Give back all the data exactly, line by line.

PROVIDED RECORDS:

* * * * *

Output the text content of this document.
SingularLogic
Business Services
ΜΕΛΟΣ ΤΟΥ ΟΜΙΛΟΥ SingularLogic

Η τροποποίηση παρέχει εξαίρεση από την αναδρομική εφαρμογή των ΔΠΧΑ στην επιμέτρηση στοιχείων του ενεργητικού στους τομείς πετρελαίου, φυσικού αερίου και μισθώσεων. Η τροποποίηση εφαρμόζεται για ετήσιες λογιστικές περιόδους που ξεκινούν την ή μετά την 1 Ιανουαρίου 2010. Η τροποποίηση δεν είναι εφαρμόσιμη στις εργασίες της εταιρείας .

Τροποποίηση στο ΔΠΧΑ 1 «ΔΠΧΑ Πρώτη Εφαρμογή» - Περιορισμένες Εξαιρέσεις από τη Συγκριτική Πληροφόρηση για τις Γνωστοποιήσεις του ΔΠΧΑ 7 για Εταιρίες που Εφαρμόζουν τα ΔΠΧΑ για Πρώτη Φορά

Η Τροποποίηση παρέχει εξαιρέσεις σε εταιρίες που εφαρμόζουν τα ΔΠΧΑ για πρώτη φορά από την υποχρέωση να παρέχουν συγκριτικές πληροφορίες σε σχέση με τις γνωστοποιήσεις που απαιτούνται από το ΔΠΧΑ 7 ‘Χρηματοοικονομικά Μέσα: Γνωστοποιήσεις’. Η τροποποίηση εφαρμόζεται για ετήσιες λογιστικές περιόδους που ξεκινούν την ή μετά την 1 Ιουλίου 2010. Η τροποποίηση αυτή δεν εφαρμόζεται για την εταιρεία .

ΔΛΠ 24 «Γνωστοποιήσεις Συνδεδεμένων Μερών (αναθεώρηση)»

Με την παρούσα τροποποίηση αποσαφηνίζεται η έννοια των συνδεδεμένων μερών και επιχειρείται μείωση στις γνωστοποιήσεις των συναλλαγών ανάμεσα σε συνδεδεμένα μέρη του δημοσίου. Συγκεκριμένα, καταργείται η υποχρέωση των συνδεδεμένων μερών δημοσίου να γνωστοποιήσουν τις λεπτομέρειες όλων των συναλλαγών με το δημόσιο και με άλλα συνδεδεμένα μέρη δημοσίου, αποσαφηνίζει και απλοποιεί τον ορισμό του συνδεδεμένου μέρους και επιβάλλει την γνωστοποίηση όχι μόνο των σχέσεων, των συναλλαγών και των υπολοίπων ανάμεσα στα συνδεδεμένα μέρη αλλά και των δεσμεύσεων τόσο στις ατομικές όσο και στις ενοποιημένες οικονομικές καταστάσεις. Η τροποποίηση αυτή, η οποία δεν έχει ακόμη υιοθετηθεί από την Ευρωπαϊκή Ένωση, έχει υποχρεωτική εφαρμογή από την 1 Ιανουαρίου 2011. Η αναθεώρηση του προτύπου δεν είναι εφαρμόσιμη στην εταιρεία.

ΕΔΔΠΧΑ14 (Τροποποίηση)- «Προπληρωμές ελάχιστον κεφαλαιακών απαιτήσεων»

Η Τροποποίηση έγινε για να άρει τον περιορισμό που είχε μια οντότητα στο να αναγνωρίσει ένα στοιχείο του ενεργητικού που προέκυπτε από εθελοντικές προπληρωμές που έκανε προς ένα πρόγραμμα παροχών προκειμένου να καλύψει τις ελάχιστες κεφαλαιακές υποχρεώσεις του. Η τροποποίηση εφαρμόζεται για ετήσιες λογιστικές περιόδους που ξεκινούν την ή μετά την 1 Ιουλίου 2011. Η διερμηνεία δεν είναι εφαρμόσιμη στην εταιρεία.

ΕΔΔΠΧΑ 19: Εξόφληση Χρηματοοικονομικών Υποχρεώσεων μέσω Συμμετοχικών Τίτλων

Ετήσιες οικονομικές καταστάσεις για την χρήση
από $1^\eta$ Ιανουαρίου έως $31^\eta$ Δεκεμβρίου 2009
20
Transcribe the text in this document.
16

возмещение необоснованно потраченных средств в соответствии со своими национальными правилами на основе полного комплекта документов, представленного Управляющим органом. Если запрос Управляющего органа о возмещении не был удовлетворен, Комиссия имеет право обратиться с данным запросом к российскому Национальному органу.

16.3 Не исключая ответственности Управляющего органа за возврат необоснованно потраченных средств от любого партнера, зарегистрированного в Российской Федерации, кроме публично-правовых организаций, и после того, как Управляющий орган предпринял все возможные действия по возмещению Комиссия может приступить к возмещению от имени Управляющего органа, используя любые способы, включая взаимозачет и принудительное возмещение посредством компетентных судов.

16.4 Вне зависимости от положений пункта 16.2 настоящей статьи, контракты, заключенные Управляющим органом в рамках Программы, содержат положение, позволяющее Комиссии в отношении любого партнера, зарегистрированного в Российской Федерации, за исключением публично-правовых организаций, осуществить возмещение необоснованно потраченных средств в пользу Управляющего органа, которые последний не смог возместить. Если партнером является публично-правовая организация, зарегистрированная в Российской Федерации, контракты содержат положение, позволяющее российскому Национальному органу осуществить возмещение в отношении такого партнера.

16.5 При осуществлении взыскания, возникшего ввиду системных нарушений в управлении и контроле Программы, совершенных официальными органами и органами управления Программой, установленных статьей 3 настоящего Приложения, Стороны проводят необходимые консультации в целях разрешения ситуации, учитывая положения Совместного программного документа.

* * * * *

RESULT OF THIS TASK:
Output the text content of this document.
SingularLogic
Business Services
ΜΕΛΟΣ ΤΟΥ ΟΜΙΛΟΥ SingularLogic

Η τροποποίηση παρέχει εξαίρεση από την αναδρομική εφαρμογή των ΔΠΧΑ στην επιμέτρηση στοιχείων του ενεργητικού στους τομείς πετρελαίου, φυσικού αερίου και μισθώσεων. Η τροποποίηση εφαρμόζεται για ετήσιες λογιστικές περιόδους που ξεκινούν την ή μετά την 1 Ιανουαρίου 2010. Η τροποποίηση δεν είναι εφαρμόσιμη στις εργασίες της εταιρείας .

Τροποποίηση στο ΔΠΧΑ 1 «ΔΠΧΑ Πρώτη Εφαρμογή» - Περιορισμένες Εξαιρέσεις από τη Συγκριτική Πληροφόρηση για τις Γνωστοποιήσεις του ΔΠΧΑ 7 για Εταιρίες που Εφαρμόζουν τα ΔΠΧΑ για Πρώτη Φορά

Η Τροποποίηση παρέχει εξαιρέσεις σε εταιρίες που εφαρμόζουν τα ΔΠΧΑ για πρώτη φορά από την υποχρέωση να παρέχουν συγκριτικές πληροφορίες σε σχέση με τις γνωστοποιήσεις που απαιτούνται από το ΔΠΧΑ 7 ‘Χρηματοοικονομικά Μέσα: Γνωστοποιήσεις’. Η τροποποίηση εφαρμόζεται για ετήσιες λογιστικές περιόδους που ξεκινούν την ή μετά την 1 Ιουλίου 2010. Η τροποποίηση αυτή δεν εφαρμόζεται για την εταιρεία .

ΔΛΠ 24 «Γνωστοποιήσεις Συνδεδεμένων Μερών (αναθεώρηση)»

Με την παρούσα τροποποίηση αποσαφηνίζεται η έννοια των συνδεδεμένων μερών και επιχειρείται μείωση στις γνωστοποιήσεις των συναλλαγών ανάμεσα σε συνδεδεμένα μέρη του δημοσίου. Συγκεκριμένα, καταργείται η υποχρέωση των συνδεδεμένων μερών δημοσίου να γνωστοποιήσουν τις λεπτομέρειες όλων των συναλλαγών με το δημόσιο και με άλλα συνδεδεμένα μέρη δημοσίου, αποσαφηνίζει και απλοποιεί τον ορισμό του συνδεδεμένου μέρους και επιβάλλει την γνωστοποίηση όχι μόνο των σχέσεων, των συναλλαγών και των υπολοίπων ανάμεσα στα συνδεδεμένα μέρη αλλά και των δεσμεύσεων τόσο στις ατομικές όσο και στις ενοποιημένες οικονομικές καταστάσεις. Η τροποποίηση αυτή, η οποία δεν έχει ακόμη υιοθετηθεί από την Ευρωπαϊκή Ένωση, έχει υποχρεωτική εφαρμογή από την 1 Ιανουαρίου 2011. Η αναθεώρηση του προτύπου δεν είναι εφαρμόσιμη στην εταιρεία.

ΕΔΔΠΧΑ14 (Τροποποίηση)- «Προπληρωμές ελάχιστον κεφαλαιακών απαιτήσεων»

Η Τροποποίηση έγινε για να άρει τον περιορισμό που είχε μια οντότητα στο να αναγνωρίσει ένα στοιχείο του ενεργητικού που προέκυπτε από εθελοντικές προπληρωμές που έκανε προς ένα πρόγραμμα παροχών προκειμένου να καλύψει τις ελάχιστες κεφαλαιακές υποχρεώσεις του. Η τροποποίηση εφαρμόζεται για ετήσιες λογιστικές περιόδους που ξεκινούν την ή μετά την 1 Ιουλίου 2011. Η διερμηνεία δεν είναι εφαρμόσιμη στην εταιρεία.

ΕΔΔΠΧΑ 19: Εξόφληση Χρηματοοικονομικών Υποχρεώσεων μέσω Συμμετοχικών Τίτλων

Ετήσιες οικονομικές καταστάσεις για την χρήση
από $1^\eta$ Ιανουαρίου έως $31^\eta$ Δεκεμβρίου 2009
20
Transcribe the text in this document.
16

возмещение необоснованно потраченных средств в соответствии со своими национальными правилами на основе полного комплекта документов, представленного Управляющим органом. Если запрос Управляющего органа о возмещении не был удовлетворен, Комиссия имеет право обратиться с данным запросом к российскому Национальному органу.

16.3 Не исключая ответственности Управляющего органа за возврат необоснованно потраченных средств от любого партнера, зарегистрированного в Российской Федерации, кроме публично-правовых организаций, и после того, как Управляющий орган предпринял все возможные действия по возмещению Комиссия может приступить к возмещению от имени Управляющего органа, используя любые способы, включая взаимозачет и принудительное возмещение посредством компетентных судов.

16.4 Вне зависимости от положений пункта 16.2 настоящей статьи, контракты, заключенные Управляющим органом в рамках Программы, содержат положение, позволяющее Комиссии в отношении любого партнера, зарегистрированного в Российской Федерации, за исключением публично-правовых организаций, осуществить возмещение необоснованно потраченных средств в пользу Управляющего органа, которые последний не смог возместить. Если партнером является публично-правовая организация, зарегистрированная в Российской Федерации, контракты содержат положение, позволяющее российскому Национальному органу осуществить возмещение в отношении такого партнера.

16.5 При осуществлении взыскания, возникшего ввиду системных нарушений в управлении и контроле Программы, совершенных официальными органами и органами управления Программой, установленных статьей 3 настоящего Приложения, Стороны проводят необходимые консультации в целях разрешения ситуации, учитывая положения Совместного программного документа.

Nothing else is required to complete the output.